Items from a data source
▶

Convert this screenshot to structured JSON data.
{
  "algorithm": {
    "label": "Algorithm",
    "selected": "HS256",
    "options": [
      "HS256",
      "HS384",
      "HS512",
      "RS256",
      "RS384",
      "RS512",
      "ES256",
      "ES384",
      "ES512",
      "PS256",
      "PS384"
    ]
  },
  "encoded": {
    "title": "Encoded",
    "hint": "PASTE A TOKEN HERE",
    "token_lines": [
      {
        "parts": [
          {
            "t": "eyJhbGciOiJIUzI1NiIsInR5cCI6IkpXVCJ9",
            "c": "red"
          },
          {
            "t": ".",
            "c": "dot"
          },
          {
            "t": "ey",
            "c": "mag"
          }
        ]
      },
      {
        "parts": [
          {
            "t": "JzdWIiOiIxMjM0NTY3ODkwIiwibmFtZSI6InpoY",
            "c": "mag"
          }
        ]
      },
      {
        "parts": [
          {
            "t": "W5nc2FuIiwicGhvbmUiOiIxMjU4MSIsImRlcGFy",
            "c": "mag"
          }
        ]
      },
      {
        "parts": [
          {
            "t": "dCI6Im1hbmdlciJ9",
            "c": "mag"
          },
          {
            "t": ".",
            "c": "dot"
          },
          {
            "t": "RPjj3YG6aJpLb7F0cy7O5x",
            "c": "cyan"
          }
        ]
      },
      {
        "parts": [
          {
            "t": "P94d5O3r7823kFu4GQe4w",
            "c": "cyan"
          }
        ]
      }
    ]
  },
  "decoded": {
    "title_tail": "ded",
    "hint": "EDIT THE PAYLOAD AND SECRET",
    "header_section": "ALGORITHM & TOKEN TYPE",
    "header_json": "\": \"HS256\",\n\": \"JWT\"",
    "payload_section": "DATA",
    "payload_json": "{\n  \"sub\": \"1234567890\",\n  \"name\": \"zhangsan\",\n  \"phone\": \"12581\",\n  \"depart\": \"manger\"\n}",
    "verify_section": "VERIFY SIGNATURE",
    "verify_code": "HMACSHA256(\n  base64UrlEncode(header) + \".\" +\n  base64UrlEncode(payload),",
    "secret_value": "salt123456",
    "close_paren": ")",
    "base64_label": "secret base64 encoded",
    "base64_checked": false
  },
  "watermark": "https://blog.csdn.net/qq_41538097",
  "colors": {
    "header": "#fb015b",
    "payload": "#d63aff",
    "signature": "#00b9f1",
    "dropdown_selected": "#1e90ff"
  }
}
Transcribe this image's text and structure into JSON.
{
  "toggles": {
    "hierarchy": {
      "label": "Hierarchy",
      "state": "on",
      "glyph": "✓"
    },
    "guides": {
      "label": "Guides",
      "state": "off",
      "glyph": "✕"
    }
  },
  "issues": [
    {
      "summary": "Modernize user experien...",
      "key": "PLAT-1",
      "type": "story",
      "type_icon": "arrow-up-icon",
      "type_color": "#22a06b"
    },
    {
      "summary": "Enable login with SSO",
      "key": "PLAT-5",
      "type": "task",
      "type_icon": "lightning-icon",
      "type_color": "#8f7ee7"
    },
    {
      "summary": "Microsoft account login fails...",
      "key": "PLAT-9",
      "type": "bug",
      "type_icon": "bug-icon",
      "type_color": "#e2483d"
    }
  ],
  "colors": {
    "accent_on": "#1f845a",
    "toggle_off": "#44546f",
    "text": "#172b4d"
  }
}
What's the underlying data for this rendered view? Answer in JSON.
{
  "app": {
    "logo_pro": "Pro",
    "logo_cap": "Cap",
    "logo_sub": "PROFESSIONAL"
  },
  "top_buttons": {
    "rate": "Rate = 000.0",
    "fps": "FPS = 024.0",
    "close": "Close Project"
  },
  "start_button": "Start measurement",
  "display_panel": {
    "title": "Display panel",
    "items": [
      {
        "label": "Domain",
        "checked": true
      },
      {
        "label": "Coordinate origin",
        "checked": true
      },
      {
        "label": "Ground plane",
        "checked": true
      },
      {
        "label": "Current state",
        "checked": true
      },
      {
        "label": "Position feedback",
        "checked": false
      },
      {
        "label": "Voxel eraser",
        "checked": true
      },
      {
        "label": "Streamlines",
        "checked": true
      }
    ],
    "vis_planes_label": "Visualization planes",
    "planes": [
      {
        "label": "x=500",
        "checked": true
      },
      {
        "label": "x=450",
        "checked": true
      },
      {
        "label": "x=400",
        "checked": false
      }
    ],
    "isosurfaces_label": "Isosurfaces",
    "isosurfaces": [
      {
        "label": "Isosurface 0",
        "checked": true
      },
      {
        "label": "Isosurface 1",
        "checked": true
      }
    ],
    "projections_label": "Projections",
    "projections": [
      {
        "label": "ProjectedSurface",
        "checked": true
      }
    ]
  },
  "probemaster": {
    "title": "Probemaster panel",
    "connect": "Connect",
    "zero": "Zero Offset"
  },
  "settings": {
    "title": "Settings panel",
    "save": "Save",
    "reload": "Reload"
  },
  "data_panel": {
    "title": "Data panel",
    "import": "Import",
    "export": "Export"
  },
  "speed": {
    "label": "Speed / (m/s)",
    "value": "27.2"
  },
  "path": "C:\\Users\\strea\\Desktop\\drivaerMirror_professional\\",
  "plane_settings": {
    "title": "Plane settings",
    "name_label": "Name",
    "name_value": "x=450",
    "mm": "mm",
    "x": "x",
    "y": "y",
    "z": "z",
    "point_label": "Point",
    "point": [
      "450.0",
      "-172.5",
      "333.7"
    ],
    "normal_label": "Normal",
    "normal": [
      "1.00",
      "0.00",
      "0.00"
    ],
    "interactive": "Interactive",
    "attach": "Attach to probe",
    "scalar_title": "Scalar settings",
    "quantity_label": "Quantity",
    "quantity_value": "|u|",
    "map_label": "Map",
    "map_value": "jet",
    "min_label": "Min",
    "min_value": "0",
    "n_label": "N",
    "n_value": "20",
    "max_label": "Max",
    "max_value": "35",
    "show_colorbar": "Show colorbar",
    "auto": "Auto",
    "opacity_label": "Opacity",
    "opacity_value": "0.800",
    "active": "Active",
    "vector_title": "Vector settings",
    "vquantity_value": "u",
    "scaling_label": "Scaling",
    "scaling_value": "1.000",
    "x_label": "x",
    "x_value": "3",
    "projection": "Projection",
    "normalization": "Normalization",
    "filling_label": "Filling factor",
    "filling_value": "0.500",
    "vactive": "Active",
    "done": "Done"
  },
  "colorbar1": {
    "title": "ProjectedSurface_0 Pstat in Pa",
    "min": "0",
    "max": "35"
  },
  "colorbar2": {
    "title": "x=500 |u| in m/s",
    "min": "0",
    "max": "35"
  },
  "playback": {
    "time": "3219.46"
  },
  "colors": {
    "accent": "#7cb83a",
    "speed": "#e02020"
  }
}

◀

## Description of the task
From the records above, extract everything verbatim.

## Complete response
Convert this screenshot to structured JSON data.
{
  "algorithm": {
    "label": "Algorithm",
    "selected": "HS256",
    "options": [
      "HS256",
      "HS384",
      "HS512",
      "RS256",
      "RS384",
      "RS512",
      "ES256",
      "ES384",
      "ES512",
      "PS256",
      "PS384"
    ]
  },
  "encoded": {
    "title": "Encoded",
    "hint": "PASTE A TOKEN HERE",
    "token_lines": [
      {
        "parts": [
          {
            "t": "eyJhbGciOiJIUzI1NiIsInR5cCI6IkpXVCJ9",
            "c": "red"
          },
          {
            "t": ".",
            "c": "dot"
          },
          {
            "t": "ey",
            "c": "mag"
          }
        ]
      },
      {
        "parts": [
          {
            "t": "JzdWIiOiIxMjM0NTY3ODkwIiwibmFtZSI6InpoY",
            "c": "mag"
          }
        ]
      },
      {
        "parts": [
          {
            "t": "W5nc2FuIiwicGhvbmUiOiIxMjU4MSIsImRlcGFy",
            "c": "mag"
          }
        ]
      },
      {
        "parts": [
          {
            "t": "dCI6Im1hbmdlciJ9",
            "c": "mag"
          },
          {
            "t": ".",
            "c": "dot"
          },
          {
            "t": "RPjj3YG6aJpLb7F0cy7O5x",
            "c": "cyan"
          }
        ]
      },
      {
        "parts": [
          {
            "t": "P94d5O3r7823kFu4GQe4w",
            "c": "cyan"
          }
        ]
      }
    ]
  },
  "decoded": {
    "title_tail": "ded",
    "hint": "EDIT THE PAYLOAD AND SECRET",
    "header_section": "ALGORITHM & TOKEN TYPE",
    "header_json": "\": \"HS256\",\n\": \"JWT\"",
    "payload_section": "DATA",
    "payload_json": "{\n  \"sub\": \"1234567890\",\n  \"name\": \"zhangsan\",\n  \"phone\": \"12581\",\n  \"depart\": \"manger\"\n}",
    "verify_section": "VERIFY SIGNATURE",
    "verify_code": "HMACSHA256(\n  base64UrlEncode(header) + \".\" +\n  base64UrlEncode(payload),",
    "secret_value": "salt123456",
    "close_paren": ")",
    "base64_label": "secret base64 encoded",
    "base64_checked": false
  },
  "watermark": "https://blog.csdn.net/qq_41538097",
  "colors": {
    "header": "#fb015b",
    "payload": "#d63aff",
    "signature": "#00b9f1",
    "dropdown_selected": "#1e90ff"
  }
}
Transcribe this image's text and structure into JSON.
{
  "toggles": {
    "hierarchy": {
      "label": "Hierarchy",
      "state": "on",
      "glyph": "✓"
    },
    "guides": {
      "label": "Guides",
      "state": "off",
      "glyph": "✕"
    }
  },
  "issues": [
    {
      "summary": "Modernize user experien...",
      "key": "PLAT-1",
      "type": "story",
      "type_icon": "arrow-up-icon",
      "type_color": "#22a06b"
    },
    {
      "summary": "Enable login with SSO",
      "key": "PLAT-5",
      "type": "task",
      "type_icon": "lightning-icon",
      "type_color": "#8f7ee7"
    },
    {
      "summary": "Microsoft account login fails...",
      "key": "PLAT-9",
      "type": "bug",
      "type_icon": "bug-icon",
      "type_color": "#e2483d"
    }
  ],
  "colors": {
    "accent_on": "#1f845a",
    "toggle_off": "#44546f",
    "text": "#172b4d"
  }
}
What's the underlying data for this rendered view? Answer in JSON.
{
  "app": {
    "logo_pro": "Pro",
    "logo_cap": "Cap",
    "logo_sub": "PROFESSIONAL"
  },
  "top_buttons": {
    "rate": "Rate = 000.0",
    "fps": "FPS = 024.0",
    "close": "Close Project"
  },
  "start_button": "Start measurement",
  "display_panel": {
    "title": "Display panel",
    "items": [
      {
        "label": "Domain",
        "checked": true
      },
      {
        "label": "Coordinate origin",
        "checked": true
      },
      {
        "label": "Ground plane",
        "checked": true
      },
      {
        "label": "Current state",
        "checked": true
      },
      {
        "label": "Position feedback",
        "checked": false
      },
      {
        "label": "Voxel eraser",
        "checked": true
      },
      {
        "label": "Streamlines",
        "checked": true
      }
    ],
    "vis_planes_label": "Visualization planes",
    "planes": [
      {
        "label": "x=500",
        "checked": true
      },
      {
        "label": "x=450",
        "checked": true
      },
      {
        "label": "x=400",
        "checked": false
      }
    ],
    "isosurfaces_label": "Isosurfaces",
    "isosurfaces": [
      {
        "label": "Isosurface 0",
        "checked": true
      },
      {
        "label": "Isosurface 1",
        "checked": true
      }
    ],
    "projections_label": "Projections",
    "projections": [
      {
        "label": "ProjectedSurface",
        "checked": true
      }
    ]
  },
  "probemaster": {
    "title": "Probemaster panel",
    "connect": "Connect",
    "zero": "Zero Offset"
  },
  "settings": {
    "title": "Settings panel",
    "save": "Save",
    "reload": "Reload"
  },
  "data_panel": {
    "title": "Data panel",
    "import": "Import",
    "export": "Export"
  },
  "speed": {
    "label": "Speed / (m/s)",
    "value": "27.2"
  },
  "path": "C:\\Users\\strea\\Desktop\\drivaerMirror_professional\\",
  "plane_settings": {
    "title": "Plane settings",
    "name_label": "Name",
    "name_value": "x=450",
    "mm": "mm",
    "x": "x",
    "y": "y",
    "z": "z",
    "point_label": "Point",
    "point": [
      "450.0",
      "-172.5",
      "333.7"
    ],
    "normal_label": "Normal",
    "normal": [
      "1.00",
      "0.00",
      "0.00"
    ],
    "interactive": "Interactive",
    "attach": "Attach to probe",
    "scalar_title": "Scalar settings",
    "quantity_label": "Quantity",
    "quantity_value": "|u|",
    "map_label": "Map",
    "map_value": "jet",
    "min_label": "Min",
    "min_value": "0",
    "n_label": "N",
    "n_value": "20",
    "max_label": "Max",
    "max_value": "35",
    "show_colorbar": "Show colorbar",
    "auto": "Auto",
    "opacity_label": "Opacity",
    "opacity_value": "0.800",
    "active": "Active",
    "vector_title": "Vector settings",
    "vquantity_value": "u",
    "scaling_label": "Scaling",
    "scaling_value": "1.000",
    "x_label": "x",
    "x_value": "3",
    "projection": "Projection",
    "normalization": "Normalization",
    "filling_label": "Filling factor",
    "filling_value": "0.500",
    "vactive": "Active",
    "done": "Done"
  },
  "colorbar1": {
    "title": "ProjectedSurface_0 Pstat in Pa",
    "min": "0",
    "max": "35"
  },
  "colorbar2": {
    "title": "x=500 |u| in m/s",
    "min": "0",
    "max": "35"
  },
  "playback": {
    "time": "3219.46"
  },
  "colors": {
    "accent": "#7cb83a",
    "speed": "#e02020"
  }
}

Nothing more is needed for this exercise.